**Aim of the task:** Each line below is to be written out in full, exactly as shown.

Dataset entries:
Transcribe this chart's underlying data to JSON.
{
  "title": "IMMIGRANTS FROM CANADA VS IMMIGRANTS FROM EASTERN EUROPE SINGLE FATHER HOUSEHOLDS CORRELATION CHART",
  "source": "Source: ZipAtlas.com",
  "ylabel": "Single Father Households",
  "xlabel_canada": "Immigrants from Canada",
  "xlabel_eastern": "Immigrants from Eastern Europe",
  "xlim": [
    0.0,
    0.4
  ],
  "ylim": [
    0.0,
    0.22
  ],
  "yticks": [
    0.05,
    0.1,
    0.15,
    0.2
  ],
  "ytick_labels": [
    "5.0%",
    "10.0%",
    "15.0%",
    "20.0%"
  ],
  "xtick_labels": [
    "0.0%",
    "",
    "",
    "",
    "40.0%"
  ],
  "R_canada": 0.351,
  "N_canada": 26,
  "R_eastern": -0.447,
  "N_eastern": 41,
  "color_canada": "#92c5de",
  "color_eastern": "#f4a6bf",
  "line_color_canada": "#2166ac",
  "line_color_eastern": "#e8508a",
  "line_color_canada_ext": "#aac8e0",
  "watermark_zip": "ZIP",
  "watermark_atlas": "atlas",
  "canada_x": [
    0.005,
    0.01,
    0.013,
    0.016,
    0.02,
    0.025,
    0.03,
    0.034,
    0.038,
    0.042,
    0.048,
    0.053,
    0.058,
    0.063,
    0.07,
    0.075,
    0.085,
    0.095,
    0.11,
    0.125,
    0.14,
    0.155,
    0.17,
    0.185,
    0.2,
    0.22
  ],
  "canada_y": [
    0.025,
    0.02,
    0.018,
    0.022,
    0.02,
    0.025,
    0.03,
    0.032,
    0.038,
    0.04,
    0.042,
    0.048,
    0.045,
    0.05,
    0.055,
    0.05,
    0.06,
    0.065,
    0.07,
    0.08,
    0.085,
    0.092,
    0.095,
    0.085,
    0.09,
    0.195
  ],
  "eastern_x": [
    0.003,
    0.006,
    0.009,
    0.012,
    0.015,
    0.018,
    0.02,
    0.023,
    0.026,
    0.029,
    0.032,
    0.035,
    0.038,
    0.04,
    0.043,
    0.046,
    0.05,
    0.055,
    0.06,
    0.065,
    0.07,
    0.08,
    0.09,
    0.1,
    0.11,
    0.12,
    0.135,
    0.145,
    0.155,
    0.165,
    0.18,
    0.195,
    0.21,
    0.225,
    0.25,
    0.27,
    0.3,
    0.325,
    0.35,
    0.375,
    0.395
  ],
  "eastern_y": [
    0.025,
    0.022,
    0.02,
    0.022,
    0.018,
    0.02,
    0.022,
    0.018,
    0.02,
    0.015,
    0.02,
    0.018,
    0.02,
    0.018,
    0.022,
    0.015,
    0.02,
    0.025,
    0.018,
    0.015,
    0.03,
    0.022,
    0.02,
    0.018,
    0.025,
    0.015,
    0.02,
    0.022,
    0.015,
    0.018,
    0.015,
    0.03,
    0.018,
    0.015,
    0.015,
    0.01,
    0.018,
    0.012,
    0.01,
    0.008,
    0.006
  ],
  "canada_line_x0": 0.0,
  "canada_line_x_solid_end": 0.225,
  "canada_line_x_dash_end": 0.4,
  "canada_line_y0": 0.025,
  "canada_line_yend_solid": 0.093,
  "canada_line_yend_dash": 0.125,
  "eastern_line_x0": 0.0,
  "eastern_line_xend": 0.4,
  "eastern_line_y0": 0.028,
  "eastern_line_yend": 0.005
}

**Answer:**
Transcribe this chart's underlying data to JSON.
{
  "title": "IMMIGRANTS FROM CANADA VS IMMIGRANTS FROM EASTERN EUROPE SINGLE FATHER HOUSEHOLDS CORRELATION CHART",
  "source": "Source: ZipAtlas.com",
  "ylabel": "Single Father Households",
  "xlabel_canada": "Immigrants from Canada",
  "xlabel_eastern": "Immigrants from Eastern Europe",
  "xlim": [
    0.0,
    0.4
  ],
  "ylim": [
    0.0,
    0.22
  ],
  "yticks": [
    0.05,
    0.1,
    0.15,
    0.2
  ],
  "ytick_labels": [
    "5.0%",
    "10.0%",
    "15.0%",
    "20.0%"
  ],
  "xtick_labels": [
    "0.0%",
    "",
    "",
    "",
    "40.0%"
  ],
  "R_canada": 0.351,
  "N_canada": 26,
  "R_eastern": -0.447,
  "N_eastern": 41,
  "color_canada": "#92c5de",
  "color_eastern": "#f4a6bf",
  "line_color_canada": "#2166ac",
  "line_color_eastern": "#e8508a",
  "line_color_canada_ext": "#aac8e0",
  "watermark_zip": "ZIP",
  "watermark_atlas": "atlas",
  "canada_x": [
    0.005,
    0.01,
    0.013,
    0.016,
    0.02,
    0.025,
    0.03,
    0.034,
    0.038,
    0.042,
    0.048,
    0.053,
    0.058,
    0.063,
    0.07,
    0.075,
    0.085,
    0.095,
    0.11,
    0.125,
    0.14,
    0.155,
    0.17,
    0.185,
    0.2,
    0.22
  ],
  "canada_y": [
    0.025,
    0.02,
    0.018,
    0.022,
    0.02,
    0.025,
    0.03,
    0.032,
    0.038,
    0.04,
    0.042,
    0.048,
    0.045,
    0.05,
    0.055,
    0.05,
    0.06,
    0.065,
    0.07,
    0.08,
    0.085,
    0.092,
    0.095,
    0.085,
    0.09,
    0.195
  ],
  "eastern_x": [
    0.003,
    0.006,
    0.009,
    0.012,
    0.015,
    0.018,
    0.02,
    0.023,
    0.026,
    0.029,
    0.032,
    0.035,
    0.038,
    0.04,
    0.043,
    0.046,
    0.05,
    0.055,
    0.06,
    0.065,
    0.07,
    0.08,
    0.09,
    0.1,
    0.11,
    0.12,
    0.135,
    0.145,
    0.155,
    0.165,
    0.18,
    0.195,
    0.21,
    0.225,
    0.25,
    0.27,
    0.3,
    0.325,
    0.35,
    0.375,
    0.395
  ],
  "eastern_y": [
    0.025,
    0.022,
    0.02,
    0.022,
    0.018,
    0.02,
    0.022,
    0.018,
    0.02,
    0.015,
    0.02,
    0.018,
    0.02,
    0.018,
    0.022,
    0.015,
    0.02,
    0.025,
    0.018,
    0.015,
    0.03,
    0.022,
    0.02,
    0.018,
    0.025,
    0.015,
    0.02,
    0.022,
    0.015,
    0.018,
    0.015,
    0.03,
    0.018,
    0.015,
    0.015,
    0.01,
    0.018,
    0.012,
    0.01,
    0.008,
    0.006
  ],
  "canada_line_x0": 0.0,
  "canada_line_x_solid_end": 0.225,
  "canada_line_x_dash_end": 0.4,
  "canada_line_y0": 0.025,
  "canada_line_yend_solid": 0.093,
  "canada_line_yend_dash": 0.125,
  "eastern_line_x0": 0.0,
  "eastern_line_xend": 0.4,
  "eastern_line_y0": 0.028,
  "eastern_line_yend": 0.005
}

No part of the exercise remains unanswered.